--- BEGIN ---

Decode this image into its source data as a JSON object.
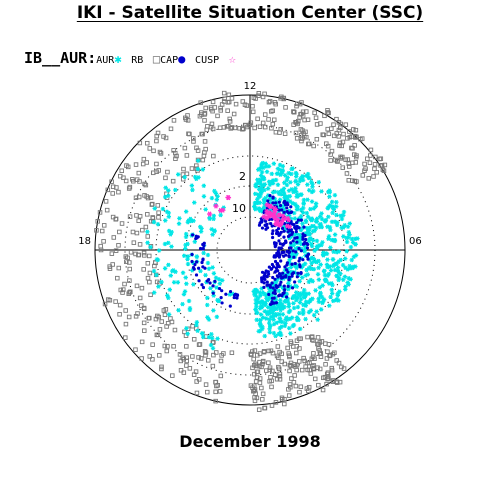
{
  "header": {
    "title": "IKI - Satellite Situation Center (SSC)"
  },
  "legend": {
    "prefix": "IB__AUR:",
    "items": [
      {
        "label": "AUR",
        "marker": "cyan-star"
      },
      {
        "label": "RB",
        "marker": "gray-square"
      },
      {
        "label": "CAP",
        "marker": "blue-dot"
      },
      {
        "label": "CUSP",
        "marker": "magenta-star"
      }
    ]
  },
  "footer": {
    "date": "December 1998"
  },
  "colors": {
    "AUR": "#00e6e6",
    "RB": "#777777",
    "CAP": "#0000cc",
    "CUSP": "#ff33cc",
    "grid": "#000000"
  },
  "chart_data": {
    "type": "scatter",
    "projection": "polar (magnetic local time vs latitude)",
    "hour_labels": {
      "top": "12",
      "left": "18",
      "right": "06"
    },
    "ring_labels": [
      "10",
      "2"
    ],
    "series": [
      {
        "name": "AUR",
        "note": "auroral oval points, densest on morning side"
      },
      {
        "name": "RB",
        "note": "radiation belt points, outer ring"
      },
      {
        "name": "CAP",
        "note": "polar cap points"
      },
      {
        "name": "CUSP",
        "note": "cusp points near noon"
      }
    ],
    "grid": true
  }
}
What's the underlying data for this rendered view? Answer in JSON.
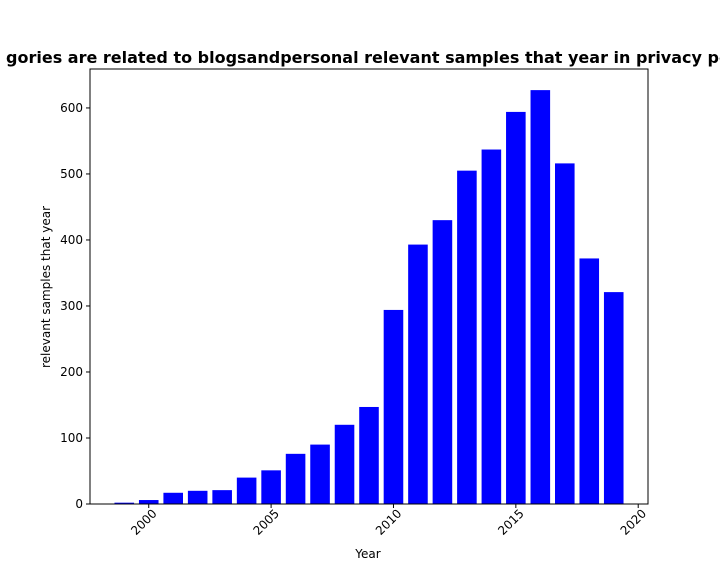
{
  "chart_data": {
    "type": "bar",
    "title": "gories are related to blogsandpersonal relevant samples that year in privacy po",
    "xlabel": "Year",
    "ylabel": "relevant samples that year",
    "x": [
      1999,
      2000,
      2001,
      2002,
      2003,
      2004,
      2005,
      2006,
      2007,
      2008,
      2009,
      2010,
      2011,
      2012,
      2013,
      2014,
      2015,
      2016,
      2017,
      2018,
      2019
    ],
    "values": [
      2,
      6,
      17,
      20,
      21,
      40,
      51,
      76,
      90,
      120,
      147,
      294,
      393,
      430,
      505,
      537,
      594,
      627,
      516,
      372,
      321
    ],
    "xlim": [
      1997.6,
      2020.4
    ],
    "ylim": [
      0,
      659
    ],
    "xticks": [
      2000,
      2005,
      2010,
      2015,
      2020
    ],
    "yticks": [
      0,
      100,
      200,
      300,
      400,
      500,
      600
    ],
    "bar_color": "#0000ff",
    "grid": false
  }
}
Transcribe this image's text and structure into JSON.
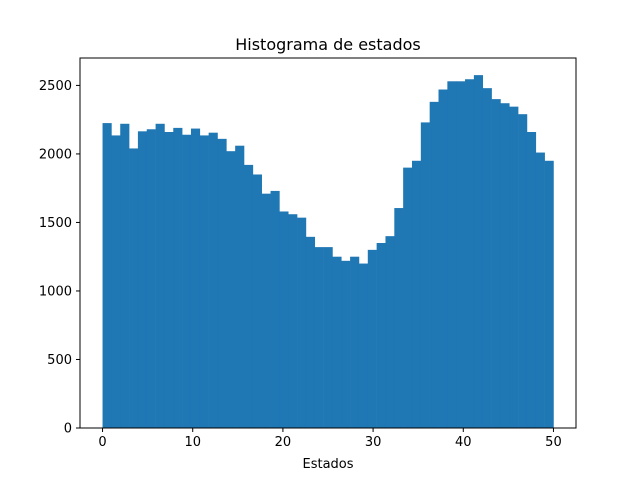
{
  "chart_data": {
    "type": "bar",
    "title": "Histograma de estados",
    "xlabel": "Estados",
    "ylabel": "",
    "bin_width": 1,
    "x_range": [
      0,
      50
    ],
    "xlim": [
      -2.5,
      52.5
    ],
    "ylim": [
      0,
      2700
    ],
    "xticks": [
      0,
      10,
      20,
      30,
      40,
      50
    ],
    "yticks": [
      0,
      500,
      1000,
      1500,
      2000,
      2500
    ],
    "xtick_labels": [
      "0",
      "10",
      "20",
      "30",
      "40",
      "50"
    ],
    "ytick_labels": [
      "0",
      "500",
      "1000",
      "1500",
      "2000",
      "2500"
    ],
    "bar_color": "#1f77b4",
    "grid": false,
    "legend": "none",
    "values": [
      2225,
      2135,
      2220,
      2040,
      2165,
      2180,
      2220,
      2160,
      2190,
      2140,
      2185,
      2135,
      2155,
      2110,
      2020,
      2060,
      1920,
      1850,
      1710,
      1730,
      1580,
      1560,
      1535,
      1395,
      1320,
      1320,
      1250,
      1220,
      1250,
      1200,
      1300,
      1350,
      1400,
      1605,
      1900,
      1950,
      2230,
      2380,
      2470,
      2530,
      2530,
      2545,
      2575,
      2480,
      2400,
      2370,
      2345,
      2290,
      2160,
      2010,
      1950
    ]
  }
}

--- END ---

#### EXERCISE OBJECTIVE
Quote each record exactly as it stands, minus the pictures.

#### SOLUTION
Decode this image into its source data as a JSON object.
{
  "header": {
    "title": "IKI - Satellite Situation Center (SSC)"
  },
  "legend": {
    "prefix": "IB__AUR:",
    "items": [
      {
        "label": "AUR",
        "marker": "cyan-star"
      },
      {
        "label": "RB",
        "marker": "gray-square"
      },
      {
        "label": "CAP",
        "marker": "blue-dot"
      },
      {
        "label": "CUSP",
        "marker": "magenta-star"
      }
    ]
  },
  "footer": {
    "date": "December 1998"
  },
  "colors": {
    "AUR": "#00e6e6",
    "RB": "#777777",
    "CAP": "#0000cc",
    "CUSP": "#ff33cc",
    "grid": "#000000"
  },
  "chart_data": {
    "type": "scatter",
    "projection": "polar (magnetic local time vs latitude)",
    "hour_labels": {
      "top": "12",
      "left": "18",
      "right": "06"
    },
    "ring_labels": [
      "10",
      "2"
    ],
    "series": [
      {
        "name": "AUR",
        "note": "auroral oval points, densest on morning side"
      },
      {
        "name": "RB",
        "note": "radiation belt points, outer ring"
      },
      {
        "name": "CAP",
        "note": "polar cap points"
      },
      {
        "name": "CUSP",
        "note": "cusp points near noon"
      }
    ],
    "grid": true
  }
}
What's the underlying data for this rendered view? Answer in JSON.
{
  "chart_data": {
    "type": "bar",
    "title": "gories are related to blogsandpersonal relevant samples that year in privacy po",
    "xlabel": "Year",
    "ylabel": "relevant samples that year",
    "x": [
      1999,
      2000,
      2001,
      2002,
      2003,
      2004,
      2005,
      2006,
      2007,
      2008,
      2009,
      2010,
      2011,
      2012,
      2013,
      2014,
      2015,
      2016,
      2017,
      2018,
      2019
    ],
    "values": [
      2,
      6,
      17,
      20,
      21,
      40,
      51,
      76,
      90,
      120,
      147,
      294,
      393,
      430,
      505,
      537,
      594,
      627,
      516,
      372,
      321
    ],
    "xlim": [
      1997.6,
      2020.4
    ],
    "ylim": [
      0,
      659
    ],
    "xticks": [
      2000,
      2005,
      2010,
      2015,
      2020
    ],
    "yticks": [
      0,
      100,
      200,
      300,
      400,
      500,
      600
    ],
    "bar_color": "#0000ff",
    "grid": false
  }
}
Transcribe this image's text and structure into JSON.
{
  "chart_data": {
    "type": "bar",
    "title": "Histograma de estados",
    "xlabel": "Estados",
    "ylabel": "",
    "bin_width": 1,
    "x_range": [
      0,
      50
    ],
    "xlim": [
      -2.5,
      52.5
    ],
    "ylim": [
      0,
      2700
    ],
    "xticks": [
      0,
      10,
      20,
      30,
      40,
      50
    ],
    "yticks": [
      0,
      500,
      1000,
      1500,
      2000,
      2500
    ],
    "xtick_labels": [
      "0",
      "10",
      "20",
      "30",
      "40",
      "50"
    ],
    "ytick_labels": [
      "0",
      "500",
      "1000",
      "1500",
      "2000",
      "2500"
    ],
    "bar_color": "#1f77b4",
    "grid": false,
    "legend": "none",
    "values": [
      2225,
      2135,
      2220,
      2040,
      2165,
      2180,
      2220,
      2160,
      2190,
      2140,
      2185,
      2135,
      2155,
      2110,
      2020,
      2060,
      1920,
      1850,
      1710,
      1730,
      1580,
      1560,
      1535,
      1395,
      1320,
      1320,
      1250,
      1220,
      1250,
      1200,
      1300,
      1350,
      1400,
      1605,
      1900,
      1950,
      2230,
      2380,
      2470,
      2530,
      2530,
      2545,
      2575,
      2480,
      2400,
      2370,
      2345,
      2290,
      2160,
      2010,
      1950
    ]
  }
}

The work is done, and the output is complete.